[Stored dataset items]
==*==

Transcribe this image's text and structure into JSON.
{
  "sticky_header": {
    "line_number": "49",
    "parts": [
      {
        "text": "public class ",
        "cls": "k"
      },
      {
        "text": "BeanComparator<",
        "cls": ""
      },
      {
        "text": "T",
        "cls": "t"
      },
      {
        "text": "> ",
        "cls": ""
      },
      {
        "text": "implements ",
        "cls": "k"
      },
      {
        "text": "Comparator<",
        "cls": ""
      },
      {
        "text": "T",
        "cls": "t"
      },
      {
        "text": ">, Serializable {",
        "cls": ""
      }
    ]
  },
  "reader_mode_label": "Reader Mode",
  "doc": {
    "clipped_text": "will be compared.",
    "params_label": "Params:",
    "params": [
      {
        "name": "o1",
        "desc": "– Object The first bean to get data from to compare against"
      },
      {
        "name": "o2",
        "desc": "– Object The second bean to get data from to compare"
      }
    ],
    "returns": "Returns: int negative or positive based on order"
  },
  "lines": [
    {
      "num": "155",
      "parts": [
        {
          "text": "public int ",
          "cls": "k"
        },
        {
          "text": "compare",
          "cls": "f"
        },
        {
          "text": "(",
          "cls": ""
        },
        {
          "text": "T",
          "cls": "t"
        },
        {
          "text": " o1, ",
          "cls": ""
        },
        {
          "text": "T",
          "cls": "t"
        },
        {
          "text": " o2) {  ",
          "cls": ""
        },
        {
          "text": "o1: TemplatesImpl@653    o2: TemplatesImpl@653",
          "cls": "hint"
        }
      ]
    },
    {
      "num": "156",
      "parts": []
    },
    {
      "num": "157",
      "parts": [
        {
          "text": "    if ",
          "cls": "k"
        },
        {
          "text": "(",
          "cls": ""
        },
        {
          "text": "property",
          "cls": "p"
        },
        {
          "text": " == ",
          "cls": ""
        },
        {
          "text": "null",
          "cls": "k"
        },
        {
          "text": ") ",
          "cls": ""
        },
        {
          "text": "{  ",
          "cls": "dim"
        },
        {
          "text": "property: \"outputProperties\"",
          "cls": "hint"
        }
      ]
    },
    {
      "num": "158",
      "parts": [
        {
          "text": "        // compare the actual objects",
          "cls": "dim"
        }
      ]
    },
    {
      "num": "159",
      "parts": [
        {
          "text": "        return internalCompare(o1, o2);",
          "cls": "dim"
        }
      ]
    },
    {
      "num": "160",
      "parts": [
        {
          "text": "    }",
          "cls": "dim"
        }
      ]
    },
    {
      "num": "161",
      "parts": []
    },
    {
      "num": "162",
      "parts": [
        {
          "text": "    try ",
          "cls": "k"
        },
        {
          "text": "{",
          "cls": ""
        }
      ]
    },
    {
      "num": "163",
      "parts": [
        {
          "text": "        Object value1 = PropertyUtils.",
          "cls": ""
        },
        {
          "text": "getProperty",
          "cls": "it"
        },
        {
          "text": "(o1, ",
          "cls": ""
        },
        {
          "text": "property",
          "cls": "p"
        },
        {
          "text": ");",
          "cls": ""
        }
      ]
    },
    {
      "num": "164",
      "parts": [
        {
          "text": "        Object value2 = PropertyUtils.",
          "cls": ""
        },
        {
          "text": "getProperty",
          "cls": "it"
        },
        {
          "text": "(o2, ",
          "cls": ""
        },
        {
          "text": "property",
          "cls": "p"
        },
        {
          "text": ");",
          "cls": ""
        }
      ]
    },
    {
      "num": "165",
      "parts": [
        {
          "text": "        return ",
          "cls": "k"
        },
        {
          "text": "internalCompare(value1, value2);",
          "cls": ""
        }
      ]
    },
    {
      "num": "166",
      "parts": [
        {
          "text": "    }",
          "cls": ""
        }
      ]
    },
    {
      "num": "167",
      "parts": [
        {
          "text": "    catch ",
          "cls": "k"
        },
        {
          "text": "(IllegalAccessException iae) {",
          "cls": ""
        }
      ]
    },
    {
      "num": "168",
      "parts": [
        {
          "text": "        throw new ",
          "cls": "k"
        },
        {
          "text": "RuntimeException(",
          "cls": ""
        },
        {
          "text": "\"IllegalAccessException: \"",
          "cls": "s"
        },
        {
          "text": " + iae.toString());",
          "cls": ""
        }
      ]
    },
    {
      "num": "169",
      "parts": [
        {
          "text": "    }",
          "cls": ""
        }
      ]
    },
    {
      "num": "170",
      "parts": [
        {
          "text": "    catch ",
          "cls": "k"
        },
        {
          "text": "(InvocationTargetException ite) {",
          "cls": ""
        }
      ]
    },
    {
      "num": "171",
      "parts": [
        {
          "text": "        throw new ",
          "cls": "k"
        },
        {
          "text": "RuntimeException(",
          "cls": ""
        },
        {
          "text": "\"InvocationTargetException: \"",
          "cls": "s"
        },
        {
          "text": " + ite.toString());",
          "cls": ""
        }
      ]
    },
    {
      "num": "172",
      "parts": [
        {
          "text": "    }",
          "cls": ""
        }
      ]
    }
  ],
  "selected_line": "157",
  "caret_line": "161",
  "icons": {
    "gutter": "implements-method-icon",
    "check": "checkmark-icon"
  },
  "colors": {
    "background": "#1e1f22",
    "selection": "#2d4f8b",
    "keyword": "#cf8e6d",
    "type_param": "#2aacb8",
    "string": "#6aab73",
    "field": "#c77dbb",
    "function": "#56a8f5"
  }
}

==*==

[Set task] From the data above, work out how many lines contain the string "InvocationTargetException" and reply with only the number.

[Answer for the task] 2